## Requirement
Below are the records; pull every line that includes "WORKERS".

## Material for this exercise
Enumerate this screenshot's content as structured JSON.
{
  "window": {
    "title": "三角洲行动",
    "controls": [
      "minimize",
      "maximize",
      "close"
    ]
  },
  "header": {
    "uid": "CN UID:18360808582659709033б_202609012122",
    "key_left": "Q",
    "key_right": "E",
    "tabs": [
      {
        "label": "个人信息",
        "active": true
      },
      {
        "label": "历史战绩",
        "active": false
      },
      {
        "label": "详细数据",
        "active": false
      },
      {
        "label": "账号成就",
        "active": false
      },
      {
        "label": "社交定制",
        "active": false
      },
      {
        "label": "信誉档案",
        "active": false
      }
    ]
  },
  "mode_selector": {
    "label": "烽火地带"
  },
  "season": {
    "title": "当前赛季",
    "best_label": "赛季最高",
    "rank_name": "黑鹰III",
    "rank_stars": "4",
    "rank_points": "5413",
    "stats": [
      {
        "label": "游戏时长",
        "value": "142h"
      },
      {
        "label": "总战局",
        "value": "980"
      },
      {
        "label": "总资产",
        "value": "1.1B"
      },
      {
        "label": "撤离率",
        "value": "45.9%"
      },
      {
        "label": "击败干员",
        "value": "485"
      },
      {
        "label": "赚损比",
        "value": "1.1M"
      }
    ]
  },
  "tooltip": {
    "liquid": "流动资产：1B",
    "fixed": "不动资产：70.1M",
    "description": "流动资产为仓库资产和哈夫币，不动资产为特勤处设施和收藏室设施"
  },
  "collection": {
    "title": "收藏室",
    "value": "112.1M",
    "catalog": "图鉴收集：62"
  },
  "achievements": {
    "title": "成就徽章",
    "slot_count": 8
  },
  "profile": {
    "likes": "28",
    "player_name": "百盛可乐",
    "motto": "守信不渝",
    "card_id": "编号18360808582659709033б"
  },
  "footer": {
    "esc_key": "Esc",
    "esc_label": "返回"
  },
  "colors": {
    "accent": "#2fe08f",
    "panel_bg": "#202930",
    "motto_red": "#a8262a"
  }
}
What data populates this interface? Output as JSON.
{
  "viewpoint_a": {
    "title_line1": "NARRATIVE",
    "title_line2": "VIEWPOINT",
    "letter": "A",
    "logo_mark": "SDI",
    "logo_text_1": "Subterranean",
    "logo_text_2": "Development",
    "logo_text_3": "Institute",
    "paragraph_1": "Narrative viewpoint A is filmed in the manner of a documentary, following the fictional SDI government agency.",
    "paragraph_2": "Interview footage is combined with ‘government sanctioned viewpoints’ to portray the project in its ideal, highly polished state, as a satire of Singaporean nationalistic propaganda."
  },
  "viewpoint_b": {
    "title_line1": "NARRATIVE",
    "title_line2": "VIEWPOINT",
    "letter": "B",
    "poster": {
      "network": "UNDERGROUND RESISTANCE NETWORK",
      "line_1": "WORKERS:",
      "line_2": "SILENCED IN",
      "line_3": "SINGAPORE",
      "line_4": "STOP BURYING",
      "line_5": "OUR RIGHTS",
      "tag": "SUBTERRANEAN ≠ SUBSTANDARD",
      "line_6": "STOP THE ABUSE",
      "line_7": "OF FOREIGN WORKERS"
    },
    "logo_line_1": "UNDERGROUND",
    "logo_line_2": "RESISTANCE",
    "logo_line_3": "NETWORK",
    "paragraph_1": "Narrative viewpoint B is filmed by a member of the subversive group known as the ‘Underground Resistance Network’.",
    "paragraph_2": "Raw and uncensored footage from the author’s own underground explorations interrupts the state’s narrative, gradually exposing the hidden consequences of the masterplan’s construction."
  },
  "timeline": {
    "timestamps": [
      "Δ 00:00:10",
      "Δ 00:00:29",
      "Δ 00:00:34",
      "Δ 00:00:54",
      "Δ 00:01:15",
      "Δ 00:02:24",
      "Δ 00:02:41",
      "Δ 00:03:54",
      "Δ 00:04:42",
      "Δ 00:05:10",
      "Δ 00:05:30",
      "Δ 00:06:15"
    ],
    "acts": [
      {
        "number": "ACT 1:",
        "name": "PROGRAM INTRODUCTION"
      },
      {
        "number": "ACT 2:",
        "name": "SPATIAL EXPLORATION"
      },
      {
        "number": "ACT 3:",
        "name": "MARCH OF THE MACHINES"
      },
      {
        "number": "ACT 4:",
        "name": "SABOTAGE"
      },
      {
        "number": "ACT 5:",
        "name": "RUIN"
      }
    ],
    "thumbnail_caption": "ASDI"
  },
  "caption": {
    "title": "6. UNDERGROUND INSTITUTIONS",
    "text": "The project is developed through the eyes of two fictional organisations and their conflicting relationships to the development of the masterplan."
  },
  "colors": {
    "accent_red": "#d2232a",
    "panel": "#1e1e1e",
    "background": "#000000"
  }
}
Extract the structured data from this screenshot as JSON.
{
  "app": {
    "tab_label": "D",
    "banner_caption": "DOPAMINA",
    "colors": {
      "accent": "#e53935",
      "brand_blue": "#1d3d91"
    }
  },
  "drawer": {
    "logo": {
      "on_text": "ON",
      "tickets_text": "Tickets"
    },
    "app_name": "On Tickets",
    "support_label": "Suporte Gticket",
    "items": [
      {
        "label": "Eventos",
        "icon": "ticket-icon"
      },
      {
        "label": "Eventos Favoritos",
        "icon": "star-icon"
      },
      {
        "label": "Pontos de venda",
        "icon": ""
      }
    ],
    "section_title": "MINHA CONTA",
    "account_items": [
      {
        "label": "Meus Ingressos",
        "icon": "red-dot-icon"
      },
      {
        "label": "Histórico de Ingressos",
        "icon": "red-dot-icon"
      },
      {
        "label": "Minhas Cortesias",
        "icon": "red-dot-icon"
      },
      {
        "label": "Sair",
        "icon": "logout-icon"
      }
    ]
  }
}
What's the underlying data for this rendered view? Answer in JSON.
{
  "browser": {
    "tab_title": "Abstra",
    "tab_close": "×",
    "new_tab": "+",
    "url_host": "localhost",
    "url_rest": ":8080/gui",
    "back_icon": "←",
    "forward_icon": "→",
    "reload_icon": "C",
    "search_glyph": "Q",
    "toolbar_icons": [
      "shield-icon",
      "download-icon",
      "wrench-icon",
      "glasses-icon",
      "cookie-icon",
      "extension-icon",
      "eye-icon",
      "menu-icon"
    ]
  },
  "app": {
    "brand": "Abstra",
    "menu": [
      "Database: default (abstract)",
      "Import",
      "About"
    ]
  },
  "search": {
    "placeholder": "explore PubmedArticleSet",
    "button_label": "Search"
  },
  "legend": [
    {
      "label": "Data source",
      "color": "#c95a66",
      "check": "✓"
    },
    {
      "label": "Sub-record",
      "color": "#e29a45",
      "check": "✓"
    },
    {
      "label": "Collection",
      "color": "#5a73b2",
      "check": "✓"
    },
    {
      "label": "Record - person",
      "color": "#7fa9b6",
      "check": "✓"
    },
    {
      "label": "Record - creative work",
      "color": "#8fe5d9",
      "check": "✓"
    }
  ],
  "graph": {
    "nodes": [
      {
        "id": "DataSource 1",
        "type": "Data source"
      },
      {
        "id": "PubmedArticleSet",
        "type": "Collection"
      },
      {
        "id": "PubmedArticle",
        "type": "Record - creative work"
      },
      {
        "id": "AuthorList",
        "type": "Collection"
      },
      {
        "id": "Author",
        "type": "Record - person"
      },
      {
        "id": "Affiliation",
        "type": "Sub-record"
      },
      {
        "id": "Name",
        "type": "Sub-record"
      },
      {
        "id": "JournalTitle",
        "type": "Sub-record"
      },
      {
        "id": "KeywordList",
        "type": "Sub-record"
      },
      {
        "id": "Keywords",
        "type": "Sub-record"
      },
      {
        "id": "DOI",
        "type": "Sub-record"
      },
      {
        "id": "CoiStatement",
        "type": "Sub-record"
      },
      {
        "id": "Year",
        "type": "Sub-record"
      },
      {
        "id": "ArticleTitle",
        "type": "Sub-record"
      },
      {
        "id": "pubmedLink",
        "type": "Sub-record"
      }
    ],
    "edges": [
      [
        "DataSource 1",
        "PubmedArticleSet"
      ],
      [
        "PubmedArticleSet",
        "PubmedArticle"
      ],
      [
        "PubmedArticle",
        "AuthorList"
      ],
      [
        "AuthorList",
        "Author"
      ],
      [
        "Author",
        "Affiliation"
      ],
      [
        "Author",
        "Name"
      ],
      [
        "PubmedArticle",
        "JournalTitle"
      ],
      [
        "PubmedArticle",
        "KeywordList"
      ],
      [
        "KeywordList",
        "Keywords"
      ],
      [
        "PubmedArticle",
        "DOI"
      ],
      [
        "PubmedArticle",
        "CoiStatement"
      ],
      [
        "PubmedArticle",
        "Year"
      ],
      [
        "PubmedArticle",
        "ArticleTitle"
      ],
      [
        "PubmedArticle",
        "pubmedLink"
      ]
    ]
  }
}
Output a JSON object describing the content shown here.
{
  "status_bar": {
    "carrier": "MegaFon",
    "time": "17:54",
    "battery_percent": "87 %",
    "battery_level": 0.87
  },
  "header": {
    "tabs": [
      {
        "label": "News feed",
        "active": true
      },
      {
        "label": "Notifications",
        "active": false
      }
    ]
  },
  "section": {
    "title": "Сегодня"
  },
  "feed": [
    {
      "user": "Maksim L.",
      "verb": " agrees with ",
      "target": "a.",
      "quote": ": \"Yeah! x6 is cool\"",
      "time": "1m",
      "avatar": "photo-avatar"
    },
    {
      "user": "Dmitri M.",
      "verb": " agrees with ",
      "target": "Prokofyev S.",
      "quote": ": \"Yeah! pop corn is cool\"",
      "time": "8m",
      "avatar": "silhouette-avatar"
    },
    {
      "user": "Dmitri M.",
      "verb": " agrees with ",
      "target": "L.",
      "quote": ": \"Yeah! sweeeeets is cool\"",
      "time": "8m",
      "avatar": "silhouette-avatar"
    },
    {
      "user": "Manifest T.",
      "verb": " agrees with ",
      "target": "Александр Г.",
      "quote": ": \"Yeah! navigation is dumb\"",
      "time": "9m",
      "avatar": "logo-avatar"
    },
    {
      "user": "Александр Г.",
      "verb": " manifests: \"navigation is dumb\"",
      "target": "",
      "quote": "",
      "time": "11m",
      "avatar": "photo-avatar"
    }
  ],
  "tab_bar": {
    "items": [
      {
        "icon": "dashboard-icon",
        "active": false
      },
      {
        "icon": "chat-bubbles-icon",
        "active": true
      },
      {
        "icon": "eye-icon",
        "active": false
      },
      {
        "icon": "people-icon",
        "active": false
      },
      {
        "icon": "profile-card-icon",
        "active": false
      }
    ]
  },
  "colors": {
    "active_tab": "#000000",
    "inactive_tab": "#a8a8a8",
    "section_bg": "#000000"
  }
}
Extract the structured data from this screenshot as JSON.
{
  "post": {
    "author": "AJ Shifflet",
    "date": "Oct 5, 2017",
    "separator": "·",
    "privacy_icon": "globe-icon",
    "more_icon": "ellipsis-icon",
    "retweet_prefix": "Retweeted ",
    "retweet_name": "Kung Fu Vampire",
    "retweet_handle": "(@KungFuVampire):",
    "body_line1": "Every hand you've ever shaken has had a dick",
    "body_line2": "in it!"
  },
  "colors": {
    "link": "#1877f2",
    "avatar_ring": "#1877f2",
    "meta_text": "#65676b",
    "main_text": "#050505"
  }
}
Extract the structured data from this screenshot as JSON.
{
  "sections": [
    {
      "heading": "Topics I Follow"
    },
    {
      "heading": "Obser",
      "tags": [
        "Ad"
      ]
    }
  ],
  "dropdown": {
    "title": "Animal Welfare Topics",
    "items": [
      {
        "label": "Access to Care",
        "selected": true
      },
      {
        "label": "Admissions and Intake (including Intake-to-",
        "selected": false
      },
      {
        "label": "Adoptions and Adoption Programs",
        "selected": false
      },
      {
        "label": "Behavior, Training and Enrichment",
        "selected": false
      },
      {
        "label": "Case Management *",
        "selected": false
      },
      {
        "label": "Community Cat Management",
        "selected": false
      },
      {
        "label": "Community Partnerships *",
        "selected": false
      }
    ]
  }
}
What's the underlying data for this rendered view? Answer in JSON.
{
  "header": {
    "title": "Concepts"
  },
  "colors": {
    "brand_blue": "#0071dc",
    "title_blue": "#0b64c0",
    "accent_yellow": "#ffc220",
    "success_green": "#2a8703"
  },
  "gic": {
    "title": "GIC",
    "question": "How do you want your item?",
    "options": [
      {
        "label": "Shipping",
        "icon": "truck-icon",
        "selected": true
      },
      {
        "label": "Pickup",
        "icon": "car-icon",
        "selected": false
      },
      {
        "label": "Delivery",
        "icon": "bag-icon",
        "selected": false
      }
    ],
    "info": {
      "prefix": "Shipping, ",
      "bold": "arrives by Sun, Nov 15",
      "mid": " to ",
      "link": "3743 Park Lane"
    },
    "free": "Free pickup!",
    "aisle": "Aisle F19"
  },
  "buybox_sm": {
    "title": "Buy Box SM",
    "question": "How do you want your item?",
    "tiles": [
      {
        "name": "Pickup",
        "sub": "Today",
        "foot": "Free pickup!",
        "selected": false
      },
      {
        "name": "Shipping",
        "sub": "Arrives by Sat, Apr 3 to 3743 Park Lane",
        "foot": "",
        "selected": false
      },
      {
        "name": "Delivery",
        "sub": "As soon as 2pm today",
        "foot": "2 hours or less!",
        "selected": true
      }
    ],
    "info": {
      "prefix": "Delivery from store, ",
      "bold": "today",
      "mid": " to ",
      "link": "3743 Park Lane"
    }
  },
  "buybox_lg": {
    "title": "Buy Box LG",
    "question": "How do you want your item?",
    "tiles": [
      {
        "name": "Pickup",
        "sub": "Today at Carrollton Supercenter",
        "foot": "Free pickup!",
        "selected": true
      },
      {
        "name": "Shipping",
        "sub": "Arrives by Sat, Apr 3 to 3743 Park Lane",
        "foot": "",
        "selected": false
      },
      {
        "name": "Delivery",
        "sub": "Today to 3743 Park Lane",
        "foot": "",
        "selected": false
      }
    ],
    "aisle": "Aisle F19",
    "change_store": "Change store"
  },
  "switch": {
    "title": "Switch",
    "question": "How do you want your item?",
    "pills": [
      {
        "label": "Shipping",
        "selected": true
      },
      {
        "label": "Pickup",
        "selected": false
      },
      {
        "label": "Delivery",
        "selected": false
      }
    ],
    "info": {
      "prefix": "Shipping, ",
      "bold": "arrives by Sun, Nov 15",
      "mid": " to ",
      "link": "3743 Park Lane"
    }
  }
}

## Full response
      "line_1": "WORKERS:",
      "line_7": "OF FOREIGN WORKERS"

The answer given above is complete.